→ **Brief**
Find every line with "ΣΥΜΠΛΕΓΜΑΤΑ" in it, then report how many there are and nothing more.

→ **Given records**

##############################

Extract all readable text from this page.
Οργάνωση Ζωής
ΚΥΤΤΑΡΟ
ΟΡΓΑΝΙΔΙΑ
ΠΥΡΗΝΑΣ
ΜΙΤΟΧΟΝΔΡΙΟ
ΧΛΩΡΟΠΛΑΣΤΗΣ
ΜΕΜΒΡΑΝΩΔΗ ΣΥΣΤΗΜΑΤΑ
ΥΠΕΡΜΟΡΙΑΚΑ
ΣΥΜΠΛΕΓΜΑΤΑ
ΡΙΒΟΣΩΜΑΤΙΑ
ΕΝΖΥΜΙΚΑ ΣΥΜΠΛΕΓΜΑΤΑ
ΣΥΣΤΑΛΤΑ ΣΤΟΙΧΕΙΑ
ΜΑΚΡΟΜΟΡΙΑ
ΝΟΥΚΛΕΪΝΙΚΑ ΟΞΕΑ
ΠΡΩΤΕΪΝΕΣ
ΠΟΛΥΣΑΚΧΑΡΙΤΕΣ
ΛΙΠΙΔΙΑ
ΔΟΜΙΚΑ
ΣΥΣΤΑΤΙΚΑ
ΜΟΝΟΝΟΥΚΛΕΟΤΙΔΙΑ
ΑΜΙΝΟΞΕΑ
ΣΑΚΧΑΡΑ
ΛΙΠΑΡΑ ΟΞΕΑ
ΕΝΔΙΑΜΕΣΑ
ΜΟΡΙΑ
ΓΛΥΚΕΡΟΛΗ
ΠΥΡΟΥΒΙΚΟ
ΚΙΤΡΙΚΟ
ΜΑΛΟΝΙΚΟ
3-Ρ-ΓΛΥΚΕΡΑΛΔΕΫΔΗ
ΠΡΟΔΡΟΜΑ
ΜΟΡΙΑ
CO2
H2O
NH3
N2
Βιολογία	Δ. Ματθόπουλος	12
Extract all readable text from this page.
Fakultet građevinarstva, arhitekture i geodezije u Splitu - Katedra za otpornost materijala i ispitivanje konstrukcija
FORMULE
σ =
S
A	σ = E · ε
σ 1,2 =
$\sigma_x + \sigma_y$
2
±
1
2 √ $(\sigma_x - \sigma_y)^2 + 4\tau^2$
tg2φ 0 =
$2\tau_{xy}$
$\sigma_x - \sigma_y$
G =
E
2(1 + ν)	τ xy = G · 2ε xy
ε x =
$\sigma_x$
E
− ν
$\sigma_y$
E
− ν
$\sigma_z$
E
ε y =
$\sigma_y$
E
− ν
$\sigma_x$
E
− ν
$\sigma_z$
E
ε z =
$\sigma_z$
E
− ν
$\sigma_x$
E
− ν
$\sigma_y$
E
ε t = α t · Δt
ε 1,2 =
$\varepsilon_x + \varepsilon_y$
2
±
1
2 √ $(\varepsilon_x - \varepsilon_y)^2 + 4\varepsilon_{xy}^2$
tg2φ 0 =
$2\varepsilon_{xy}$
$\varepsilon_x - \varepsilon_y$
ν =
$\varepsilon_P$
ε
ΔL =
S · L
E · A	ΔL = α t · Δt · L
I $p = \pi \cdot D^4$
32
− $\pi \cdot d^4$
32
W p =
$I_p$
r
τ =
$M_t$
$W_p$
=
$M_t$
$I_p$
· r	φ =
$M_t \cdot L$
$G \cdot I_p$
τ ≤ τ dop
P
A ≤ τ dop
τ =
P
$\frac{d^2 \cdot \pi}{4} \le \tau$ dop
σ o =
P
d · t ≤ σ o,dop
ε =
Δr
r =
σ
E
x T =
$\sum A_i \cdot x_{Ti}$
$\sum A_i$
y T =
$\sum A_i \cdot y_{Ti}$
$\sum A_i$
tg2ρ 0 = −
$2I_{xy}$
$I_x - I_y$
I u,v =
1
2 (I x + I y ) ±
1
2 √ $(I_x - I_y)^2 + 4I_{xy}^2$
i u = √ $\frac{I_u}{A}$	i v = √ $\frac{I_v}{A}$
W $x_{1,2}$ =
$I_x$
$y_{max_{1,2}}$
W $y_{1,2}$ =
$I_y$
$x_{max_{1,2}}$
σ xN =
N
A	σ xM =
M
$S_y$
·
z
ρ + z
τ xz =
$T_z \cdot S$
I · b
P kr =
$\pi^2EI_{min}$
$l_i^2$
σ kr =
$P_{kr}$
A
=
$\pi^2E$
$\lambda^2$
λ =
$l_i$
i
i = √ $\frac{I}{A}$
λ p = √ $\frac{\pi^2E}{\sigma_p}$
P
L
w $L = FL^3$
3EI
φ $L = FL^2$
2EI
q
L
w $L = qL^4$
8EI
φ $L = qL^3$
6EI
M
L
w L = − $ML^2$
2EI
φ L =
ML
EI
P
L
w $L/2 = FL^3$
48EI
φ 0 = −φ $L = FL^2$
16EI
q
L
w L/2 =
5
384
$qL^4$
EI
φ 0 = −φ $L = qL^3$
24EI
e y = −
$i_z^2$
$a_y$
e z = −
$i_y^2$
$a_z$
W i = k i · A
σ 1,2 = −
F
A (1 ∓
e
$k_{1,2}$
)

##############################

→ **Exercise output**
2